### Aim of the task:
Retype the records below exactly as they appear.

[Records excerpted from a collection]

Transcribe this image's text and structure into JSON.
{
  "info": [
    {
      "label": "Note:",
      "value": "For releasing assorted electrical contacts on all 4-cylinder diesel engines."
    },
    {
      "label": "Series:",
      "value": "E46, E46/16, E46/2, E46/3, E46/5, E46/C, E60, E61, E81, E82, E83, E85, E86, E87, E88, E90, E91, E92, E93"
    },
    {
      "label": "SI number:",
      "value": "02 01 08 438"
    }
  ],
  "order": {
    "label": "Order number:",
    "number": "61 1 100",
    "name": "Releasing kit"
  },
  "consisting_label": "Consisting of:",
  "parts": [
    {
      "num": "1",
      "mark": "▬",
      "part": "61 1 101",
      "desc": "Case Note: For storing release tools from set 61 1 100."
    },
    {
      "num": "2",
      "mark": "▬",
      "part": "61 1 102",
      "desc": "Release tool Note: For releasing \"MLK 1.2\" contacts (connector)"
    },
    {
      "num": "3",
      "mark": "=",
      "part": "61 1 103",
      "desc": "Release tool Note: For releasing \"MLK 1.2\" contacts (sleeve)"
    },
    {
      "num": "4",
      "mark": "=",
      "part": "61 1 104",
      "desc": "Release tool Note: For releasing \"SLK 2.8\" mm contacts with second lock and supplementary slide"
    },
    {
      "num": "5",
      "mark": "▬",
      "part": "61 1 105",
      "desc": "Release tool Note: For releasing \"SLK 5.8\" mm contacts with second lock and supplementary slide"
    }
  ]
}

### Answer to this task:
Transcribe this image's text and structure into JSON.
{
  "info": [
    {
      "label": "Note:",
      "value": "For releasing assorted electrical contacts on all 4-cylinder diesel engines."
    },
    {
      "label": "Series:",
      "value": "E46, E46/16, E46/2, E46/3, E46/5, E46/C, E60, E61, E81, E82, E83, E85, E86, E87, E88, E90, E91, E92, E93"
    },
    {
      "label": "SI number:",
      "value": "02 01 08 438"
    }
  ],
  "order": {
    "label": "Order number:",
    "number": "61 1 100",
    "name": "Releasing kit"
  },
  "consisting_label": "Consisting of:",
  "parts": [
    {
      "num": "1",
      "mark": "▬",
      "part": "61 1 101",
      "desc": "Case Note: For storing release tools from set 61 1 100."
    },
    {
      "num": "2",
      "mark": "▬",
      "part": "61 1 102",
      "desc": "Release tool Note: For releasing \"MLK 1.2\" contacts (connector)"
    },
    {
      "num": "3",
      "mark": "=",
      "part": "61 1 103",
      "desc": "Release tool Note: For releasing \"MLK 1.2\" contacts (sleeve)"
    },
    {
      "num": "4",
      "mark": "=",
      "part": "61 1 104",
      "desc": "Release tool Note: For releasing \"SLK 2.8\" mm contacts with second lock and supplementary slide"
    },
    {
      "num": "5",
      "mark": "▬",
      "part": "61 1 105",
      "desc": "Release tool Note: For releasing \"SLK 5.8\" mm contacts with second lock and supplementary slide"
    }
  ]
}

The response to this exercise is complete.